──────── SUPPLIED RECORDS

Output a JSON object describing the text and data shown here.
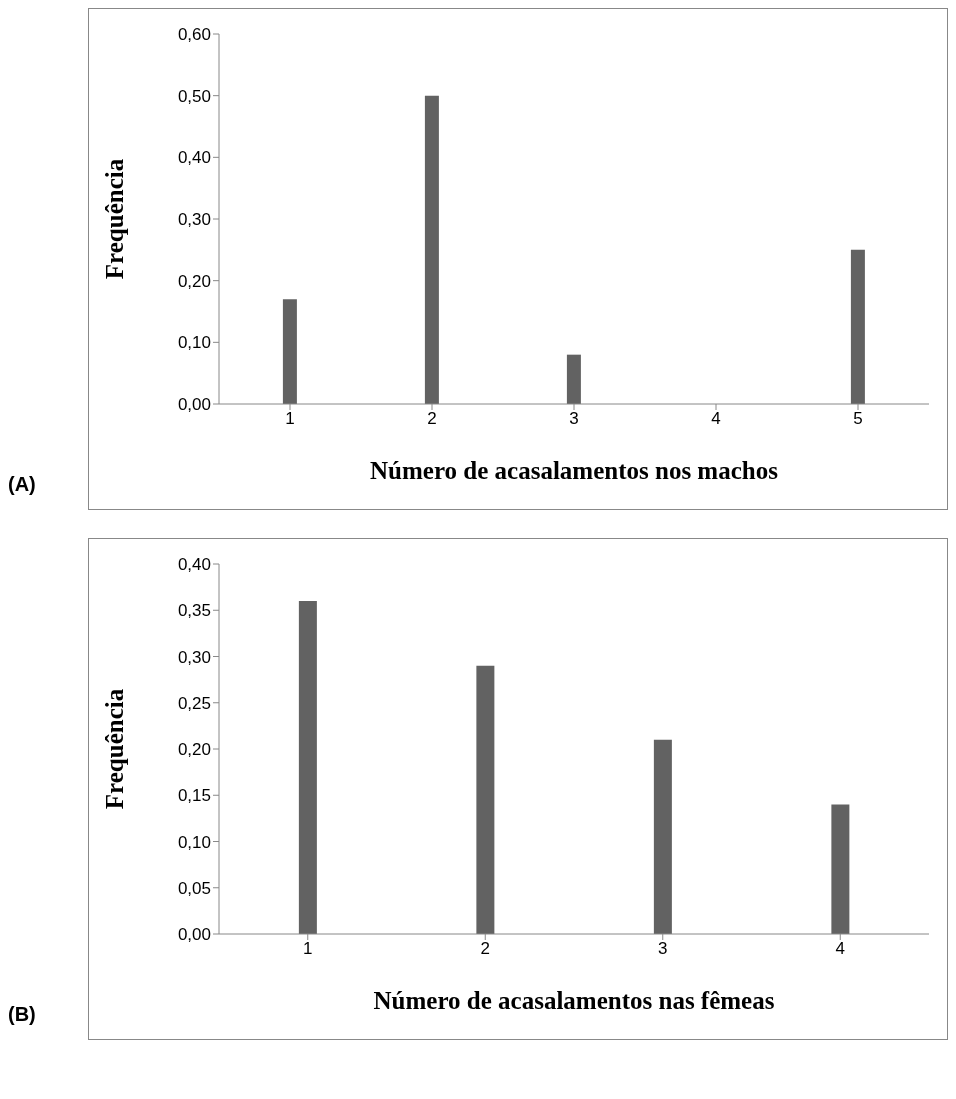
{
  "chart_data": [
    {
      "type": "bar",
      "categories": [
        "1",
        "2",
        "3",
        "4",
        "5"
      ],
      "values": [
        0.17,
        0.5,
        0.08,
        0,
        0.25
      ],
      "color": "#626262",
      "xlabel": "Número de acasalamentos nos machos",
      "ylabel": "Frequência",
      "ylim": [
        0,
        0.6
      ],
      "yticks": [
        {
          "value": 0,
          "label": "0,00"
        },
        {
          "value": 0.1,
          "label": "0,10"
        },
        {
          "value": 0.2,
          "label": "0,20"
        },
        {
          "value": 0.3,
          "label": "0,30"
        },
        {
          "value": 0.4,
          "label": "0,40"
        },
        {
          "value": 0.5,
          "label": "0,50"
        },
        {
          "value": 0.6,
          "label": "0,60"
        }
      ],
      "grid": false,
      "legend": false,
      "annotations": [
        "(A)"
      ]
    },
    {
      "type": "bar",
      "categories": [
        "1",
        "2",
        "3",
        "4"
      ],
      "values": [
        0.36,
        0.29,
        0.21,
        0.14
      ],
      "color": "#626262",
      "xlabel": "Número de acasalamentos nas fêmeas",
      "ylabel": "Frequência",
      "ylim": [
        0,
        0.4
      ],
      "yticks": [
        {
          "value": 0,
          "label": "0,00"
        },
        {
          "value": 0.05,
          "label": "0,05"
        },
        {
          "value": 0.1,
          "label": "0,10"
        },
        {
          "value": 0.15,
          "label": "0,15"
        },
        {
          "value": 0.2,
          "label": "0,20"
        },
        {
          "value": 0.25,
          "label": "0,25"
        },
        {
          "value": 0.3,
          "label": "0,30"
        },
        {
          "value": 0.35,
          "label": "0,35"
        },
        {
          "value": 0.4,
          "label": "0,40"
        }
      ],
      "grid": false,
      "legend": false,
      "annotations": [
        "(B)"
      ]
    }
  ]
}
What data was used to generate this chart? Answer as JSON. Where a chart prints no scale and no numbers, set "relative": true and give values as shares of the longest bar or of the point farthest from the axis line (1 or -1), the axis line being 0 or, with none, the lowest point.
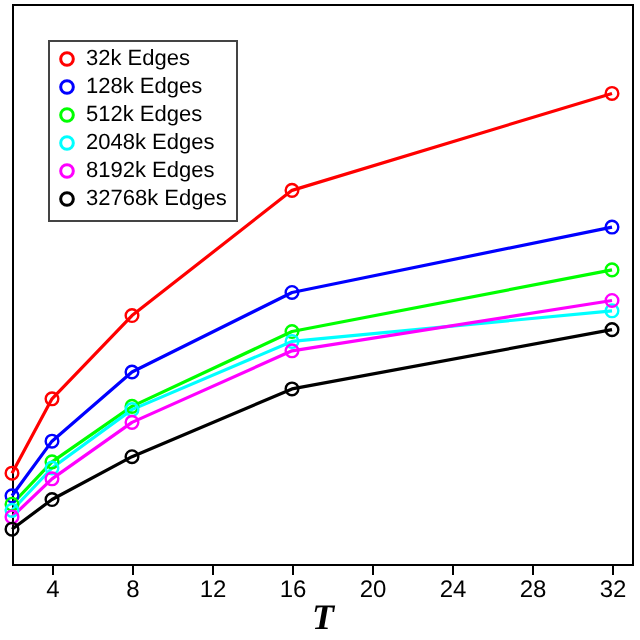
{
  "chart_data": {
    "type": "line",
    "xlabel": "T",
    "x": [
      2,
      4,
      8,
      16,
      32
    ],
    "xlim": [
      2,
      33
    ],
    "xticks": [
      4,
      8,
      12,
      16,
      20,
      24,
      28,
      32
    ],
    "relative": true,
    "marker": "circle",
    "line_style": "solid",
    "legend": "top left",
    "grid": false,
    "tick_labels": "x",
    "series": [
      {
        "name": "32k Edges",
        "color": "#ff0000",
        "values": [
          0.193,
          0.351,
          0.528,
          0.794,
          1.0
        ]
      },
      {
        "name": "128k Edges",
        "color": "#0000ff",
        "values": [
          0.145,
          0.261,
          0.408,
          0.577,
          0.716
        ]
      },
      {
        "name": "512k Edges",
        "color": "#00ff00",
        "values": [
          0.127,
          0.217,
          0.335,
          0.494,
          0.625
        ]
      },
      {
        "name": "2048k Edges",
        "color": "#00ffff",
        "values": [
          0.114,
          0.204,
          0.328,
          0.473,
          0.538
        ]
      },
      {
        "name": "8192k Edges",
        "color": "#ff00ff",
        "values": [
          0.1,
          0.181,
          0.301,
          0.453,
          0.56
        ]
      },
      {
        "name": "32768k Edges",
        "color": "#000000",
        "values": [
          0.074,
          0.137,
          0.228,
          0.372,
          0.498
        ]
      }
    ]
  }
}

────────────────

◆ OBJECTIVE: Find how many of the lines above have the word "true" in them. State only that number.

◆ ANSWER TO THIS TASK: 2